Task directions
Collect all lines from the listing that include the string "JSON".
━━━
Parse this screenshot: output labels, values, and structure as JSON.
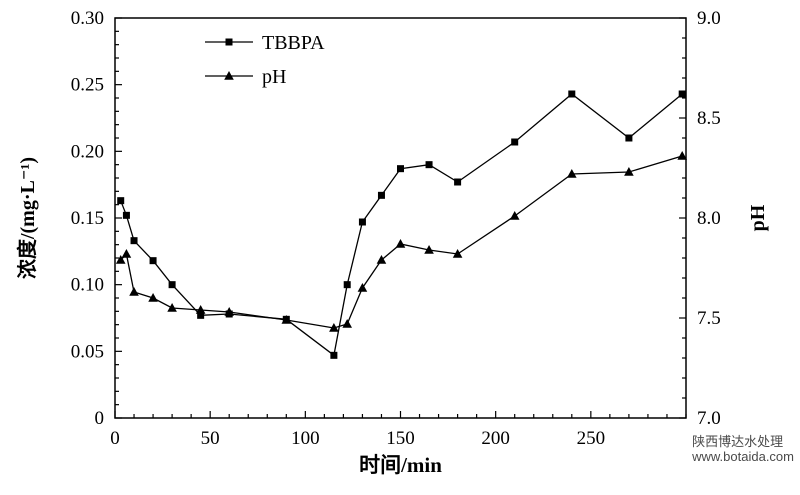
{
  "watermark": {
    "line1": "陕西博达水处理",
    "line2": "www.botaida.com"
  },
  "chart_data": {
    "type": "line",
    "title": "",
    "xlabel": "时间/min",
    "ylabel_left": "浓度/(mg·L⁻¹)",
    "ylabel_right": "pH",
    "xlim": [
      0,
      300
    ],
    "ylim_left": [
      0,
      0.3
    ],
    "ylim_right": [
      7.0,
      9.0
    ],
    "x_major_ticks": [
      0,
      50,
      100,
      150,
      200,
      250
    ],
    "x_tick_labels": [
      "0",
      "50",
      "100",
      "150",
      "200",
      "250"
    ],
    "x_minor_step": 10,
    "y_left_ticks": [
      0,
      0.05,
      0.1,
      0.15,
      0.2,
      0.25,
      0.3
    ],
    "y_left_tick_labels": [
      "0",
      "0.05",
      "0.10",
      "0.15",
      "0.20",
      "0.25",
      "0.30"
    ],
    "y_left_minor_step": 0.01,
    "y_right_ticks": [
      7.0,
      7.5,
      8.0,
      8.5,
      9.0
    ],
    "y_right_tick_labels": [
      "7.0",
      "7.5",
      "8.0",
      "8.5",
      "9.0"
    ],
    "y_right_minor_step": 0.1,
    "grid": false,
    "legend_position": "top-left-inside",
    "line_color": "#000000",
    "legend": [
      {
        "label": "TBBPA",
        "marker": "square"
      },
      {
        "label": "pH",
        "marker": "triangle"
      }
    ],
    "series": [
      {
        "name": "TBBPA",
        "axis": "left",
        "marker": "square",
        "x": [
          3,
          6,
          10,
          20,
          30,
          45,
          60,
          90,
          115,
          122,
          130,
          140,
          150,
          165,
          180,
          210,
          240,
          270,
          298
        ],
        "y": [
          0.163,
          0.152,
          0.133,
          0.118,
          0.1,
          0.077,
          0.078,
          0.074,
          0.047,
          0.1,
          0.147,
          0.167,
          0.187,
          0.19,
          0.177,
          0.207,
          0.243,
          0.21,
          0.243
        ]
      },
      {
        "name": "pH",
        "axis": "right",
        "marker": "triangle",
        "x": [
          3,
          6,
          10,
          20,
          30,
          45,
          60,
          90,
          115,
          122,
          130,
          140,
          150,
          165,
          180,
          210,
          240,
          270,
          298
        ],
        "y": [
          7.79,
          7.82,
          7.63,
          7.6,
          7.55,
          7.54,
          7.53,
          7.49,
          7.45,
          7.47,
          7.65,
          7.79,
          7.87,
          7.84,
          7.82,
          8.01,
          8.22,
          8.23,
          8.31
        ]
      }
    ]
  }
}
━━━
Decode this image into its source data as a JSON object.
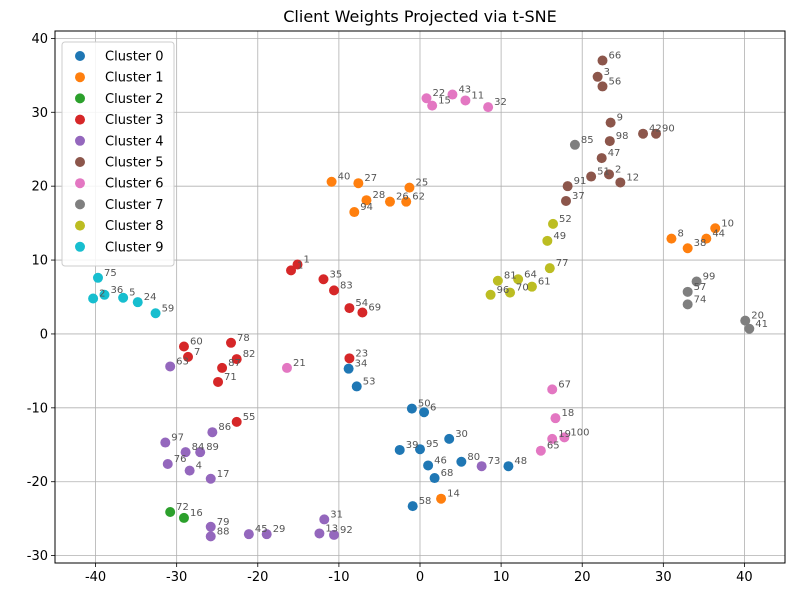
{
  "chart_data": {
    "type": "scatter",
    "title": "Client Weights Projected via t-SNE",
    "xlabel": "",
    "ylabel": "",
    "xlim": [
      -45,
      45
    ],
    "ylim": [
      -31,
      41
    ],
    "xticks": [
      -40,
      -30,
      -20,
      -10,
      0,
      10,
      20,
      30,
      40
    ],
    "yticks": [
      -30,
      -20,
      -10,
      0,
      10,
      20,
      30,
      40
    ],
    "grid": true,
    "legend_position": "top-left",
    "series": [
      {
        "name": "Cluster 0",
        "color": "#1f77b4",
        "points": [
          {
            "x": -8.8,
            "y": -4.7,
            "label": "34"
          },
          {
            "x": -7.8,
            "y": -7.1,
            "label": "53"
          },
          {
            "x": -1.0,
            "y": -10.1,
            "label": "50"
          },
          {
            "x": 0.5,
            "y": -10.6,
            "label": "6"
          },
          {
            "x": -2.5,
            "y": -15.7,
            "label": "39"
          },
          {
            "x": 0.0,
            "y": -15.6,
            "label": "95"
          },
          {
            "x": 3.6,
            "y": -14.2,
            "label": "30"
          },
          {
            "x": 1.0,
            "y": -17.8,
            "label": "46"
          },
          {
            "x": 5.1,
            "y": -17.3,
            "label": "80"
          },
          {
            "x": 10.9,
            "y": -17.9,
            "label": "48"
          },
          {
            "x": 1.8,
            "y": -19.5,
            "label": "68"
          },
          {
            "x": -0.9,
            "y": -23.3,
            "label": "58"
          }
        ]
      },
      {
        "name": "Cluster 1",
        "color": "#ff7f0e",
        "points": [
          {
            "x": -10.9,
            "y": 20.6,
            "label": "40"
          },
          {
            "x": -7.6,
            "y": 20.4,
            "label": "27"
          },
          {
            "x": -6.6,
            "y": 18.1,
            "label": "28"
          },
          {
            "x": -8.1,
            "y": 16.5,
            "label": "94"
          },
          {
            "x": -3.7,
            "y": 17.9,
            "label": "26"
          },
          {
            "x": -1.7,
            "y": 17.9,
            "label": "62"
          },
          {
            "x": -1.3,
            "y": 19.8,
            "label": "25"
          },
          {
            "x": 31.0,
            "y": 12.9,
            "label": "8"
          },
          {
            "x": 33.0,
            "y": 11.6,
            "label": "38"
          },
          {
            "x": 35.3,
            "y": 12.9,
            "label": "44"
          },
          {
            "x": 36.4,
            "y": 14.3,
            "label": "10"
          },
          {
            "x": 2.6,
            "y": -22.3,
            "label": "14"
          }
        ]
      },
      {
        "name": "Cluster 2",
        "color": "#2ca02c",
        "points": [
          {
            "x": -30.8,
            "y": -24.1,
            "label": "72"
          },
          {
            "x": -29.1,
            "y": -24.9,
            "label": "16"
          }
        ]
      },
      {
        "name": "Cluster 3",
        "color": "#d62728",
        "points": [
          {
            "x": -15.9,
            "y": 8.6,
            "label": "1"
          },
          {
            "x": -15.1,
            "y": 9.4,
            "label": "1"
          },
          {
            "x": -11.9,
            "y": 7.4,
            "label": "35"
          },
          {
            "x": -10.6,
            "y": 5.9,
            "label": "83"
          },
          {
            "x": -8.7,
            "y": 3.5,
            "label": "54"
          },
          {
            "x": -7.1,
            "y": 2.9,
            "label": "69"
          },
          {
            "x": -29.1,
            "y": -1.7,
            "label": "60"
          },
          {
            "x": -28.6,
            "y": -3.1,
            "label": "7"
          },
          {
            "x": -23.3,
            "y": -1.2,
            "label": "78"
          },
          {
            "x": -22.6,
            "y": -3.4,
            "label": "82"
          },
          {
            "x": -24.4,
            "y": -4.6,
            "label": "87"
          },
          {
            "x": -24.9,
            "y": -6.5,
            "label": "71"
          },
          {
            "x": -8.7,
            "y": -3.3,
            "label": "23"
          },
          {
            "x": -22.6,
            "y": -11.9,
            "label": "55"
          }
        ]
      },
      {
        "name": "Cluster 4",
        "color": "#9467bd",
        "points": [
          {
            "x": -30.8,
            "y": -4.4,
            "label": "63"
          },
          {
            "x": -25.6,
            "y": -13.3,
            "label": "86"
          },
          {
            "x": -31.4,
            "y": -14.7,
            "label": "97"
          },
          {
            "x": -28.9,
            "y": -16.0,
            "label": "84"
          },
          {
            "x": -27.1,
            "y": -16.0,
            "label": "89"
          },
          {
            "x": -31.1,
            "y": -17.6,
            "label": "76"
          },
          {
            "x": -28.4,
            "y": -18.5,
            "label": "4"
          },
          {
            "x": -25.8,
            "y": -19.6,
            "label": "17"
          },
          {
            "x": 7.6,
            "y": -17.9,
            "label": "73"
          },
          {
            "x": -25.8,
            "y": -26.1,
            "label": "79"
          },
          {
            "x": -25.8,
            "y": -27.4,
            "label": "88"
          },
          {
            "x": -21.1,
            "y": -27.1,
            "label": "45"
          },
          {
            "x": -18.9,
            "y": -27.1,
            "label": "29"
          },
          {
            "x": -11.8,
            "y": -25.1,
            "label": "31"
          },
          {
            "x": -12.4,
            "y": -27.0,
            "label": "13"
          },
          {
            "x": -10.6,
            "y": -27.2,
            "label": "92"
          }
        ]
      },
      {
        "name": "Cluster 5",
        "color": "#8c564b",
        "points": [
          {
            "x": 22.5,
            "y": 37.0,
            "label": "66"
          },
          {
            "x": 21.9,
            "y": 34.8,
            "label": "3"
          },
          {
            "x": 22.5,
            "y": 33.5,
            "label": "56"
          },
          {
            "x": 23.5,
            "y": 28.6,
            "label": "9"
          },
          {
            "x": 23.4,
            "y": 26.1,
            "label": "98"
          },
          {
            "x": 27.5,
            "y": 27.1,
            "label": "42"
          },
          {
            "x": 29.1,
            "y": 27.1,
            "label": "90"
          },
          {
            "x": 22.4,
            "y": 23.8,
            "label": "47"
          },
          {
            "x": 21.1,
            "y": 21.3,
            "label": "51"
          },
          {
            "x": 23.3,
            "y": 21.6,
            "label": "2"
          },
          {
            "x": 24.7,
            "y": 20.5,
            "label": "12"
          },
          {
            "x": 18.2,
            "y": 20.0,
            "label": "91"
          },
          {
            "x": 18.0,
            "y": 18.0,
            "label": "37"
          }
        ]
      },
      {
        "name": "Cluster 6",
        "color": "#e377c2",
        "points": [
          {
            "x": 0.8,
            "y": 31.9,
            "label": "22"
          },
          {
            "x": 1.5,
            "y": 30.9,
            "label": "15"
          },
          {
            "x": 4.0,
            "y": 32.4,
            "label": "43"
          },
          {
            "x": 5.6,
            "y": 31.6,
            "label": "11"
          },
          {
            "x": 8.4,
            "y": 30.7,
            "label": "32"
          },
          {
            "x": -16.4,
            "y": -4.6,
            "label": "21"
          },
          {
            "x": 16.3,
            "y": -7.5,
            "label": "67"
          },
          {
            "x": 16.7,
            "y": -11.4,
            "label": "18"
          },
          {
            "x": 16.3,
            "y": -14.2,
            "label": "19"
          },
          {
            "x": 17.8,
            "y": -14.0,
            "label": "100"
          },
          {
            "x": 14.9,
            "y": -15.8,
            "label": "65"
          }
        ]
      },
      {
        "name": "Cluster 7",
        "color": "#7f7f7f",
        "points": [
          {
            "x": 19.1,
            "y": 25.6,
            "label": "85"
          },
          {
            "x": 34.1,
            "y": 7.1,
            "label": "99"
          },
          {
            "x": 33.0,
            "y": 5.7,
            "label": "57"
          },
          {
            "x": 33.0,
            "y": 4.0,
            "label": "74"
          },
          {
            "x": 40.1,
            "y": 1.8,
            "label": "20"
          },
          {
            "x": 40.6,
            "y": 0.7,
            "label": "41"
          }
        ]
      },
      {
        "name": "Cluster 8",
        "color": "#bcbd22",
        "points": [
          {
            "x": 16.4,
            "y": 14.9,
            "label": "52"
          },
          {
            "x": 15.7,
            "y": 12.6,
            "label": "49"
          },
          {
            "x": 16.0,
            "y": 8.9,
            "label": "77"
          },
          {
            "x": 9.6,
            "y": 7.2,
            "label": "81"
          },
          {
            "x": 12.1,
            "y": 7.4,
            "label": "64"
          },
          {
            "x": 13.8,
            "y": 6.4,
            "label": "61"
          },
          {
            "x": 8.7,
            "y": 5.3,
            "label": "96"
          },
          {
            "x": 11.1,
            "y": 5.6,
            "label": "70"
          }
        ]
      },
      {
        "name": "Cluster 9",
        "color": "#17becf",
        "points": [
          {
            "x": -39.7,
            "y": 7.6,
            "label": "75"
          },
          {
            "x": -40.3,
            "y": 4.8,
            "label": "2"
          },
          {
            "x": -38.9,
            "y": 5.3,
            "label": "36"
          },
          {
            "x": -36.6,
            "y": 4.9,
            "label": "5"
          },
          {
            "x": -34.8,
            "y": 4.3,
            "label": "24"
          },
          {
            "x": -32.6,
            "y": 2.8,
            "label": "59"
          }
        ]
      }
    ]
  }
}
━━━
Completed task
Parse this screenshot: output labels, values, and structure as JSON.
Decode this image into its source data as a JSON object.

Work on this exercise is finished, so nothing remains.